AIM OF THE TASK — Can you write out all the lines word for word, with no pictures?

— Start of LISTED ENTRIES —

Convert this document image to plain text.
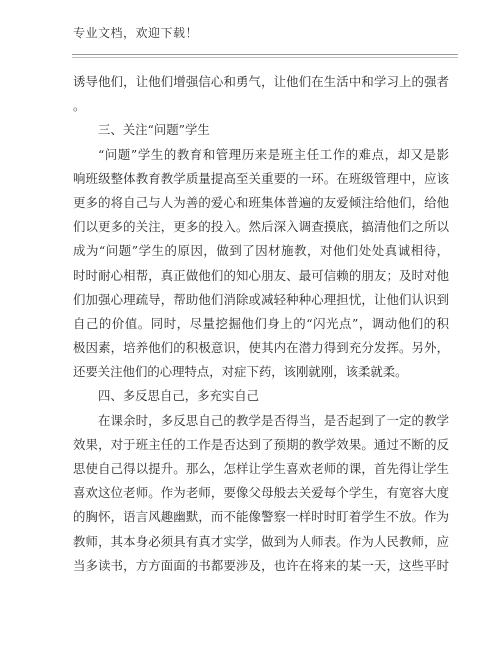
专业文档，欢迎下载！
诱导他们，让他们增强信心和勇气，让他们在生活中和学习上的强者
。
三、关注“问题”学生
“问题”学生的教育和管理历来是班主任工作的难点，却又是影
响班级整体教育教学质量提高至关重要的一环。在班级管理中，应该
更多的将自己与人为善的爱心和班集体普遍的友爱倾注给他们，给他
们以更多的关注，更多的投入。然后深入调查摸底，搞清他们之所以
成为“问题”学生的原因，做到了因材施教，对他们处处真诚相待，
时时耐心相帮，真正做他们的知心朋友、最可信赖的朋友；及时对他
们加强心理疏导，帮助他们消除或减轻种种心理担忧，让他们认识到
自己的价值。同时，尽量挖掘他们身上的“闪光点”，调动他们的积
极因素，培养他们的积极意识，使其内在潜力得到充分发挥。另外，
还要关注他们的心理特点，对症下药，该刚就刚，该柔就柔。
四、多反思自己，多充实自己
在课余时，多反思自己的教学是否得当，是否起到了一定的教学
效果，对于班主任的工作是否达到了预期的教学效果。通过不断的反
思使自己得以提升。那么，怎样让学生喜欢老师的课，首先得让学生
喜欢这位老师。作为老师，要像父母般去关爱每个学生，有宽容大度
的胸怀，语言风趣幽默，而不能像警察一样时时盯着学生不放。作为
教师，其本身必须具有真才实学，做到为人师表。作为人民教师，应
当多读书，方方面面的书都要涉及，也许在将来的某一天，这些平时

— End of LISTED ENTRIES —

RESPONSE —
Convert this document image to plain text.
专业文档，欢迎下载！
诱导他们，让他们增强信心和勇气，让他们在生活中和学习上的强者
。
三、关注“问题”学生
“问题”学生的教育和管理历来是班主任工作的难点，却又是影
响班级整体教育教学质量提高至关重要的一环。在班级管理中，应该
更多的将自己与人为善的爱心和班集体普遍的友爱倾注给他们，给他
们以更多的关注，更多的投入。然后深入调查摸底，搞清他们之所以
成为“问题”学生的原因，做到了因材施教，对他们处处真诚相待，
时时耐心相帮，真正做他们的知心朋友、最可信赖的朋友；及时对他
们加强心理疏导，帮助他们消除或减轻种种心理担忧，让他们认识到
自己的价值。同时，尽量挖掘他们身上的“闪光点”，调动他们的积
极因素，培养他们的积极意识，使其内在潜力得到充分发挥。另外，
还要关注他们的心理特点，对症下药，该刚就刚，该柔就柔。
四、多反思自己，多充实自己
在课余时，多反思自己的教学是否得当，是否起到了一定的教学
效果，对于班主任的工作是否达到了预期的教学效果。通过不断的反
思使自己得以提升。那么，怎样让学生喜欢老师的课，首先得让学生
喜欢这位老师。作为老师，要像父母般去关爱每个学生，有宽容大度
的胸怀，语言风趣幽默，而不能像警察一样时时盯着学生不放。作为
教师，其本身必须具有真才实学，做到为人师表。作为人民教师，应
当多读书，方方面面的书都要涉及，也许在将来的某一天，这些平时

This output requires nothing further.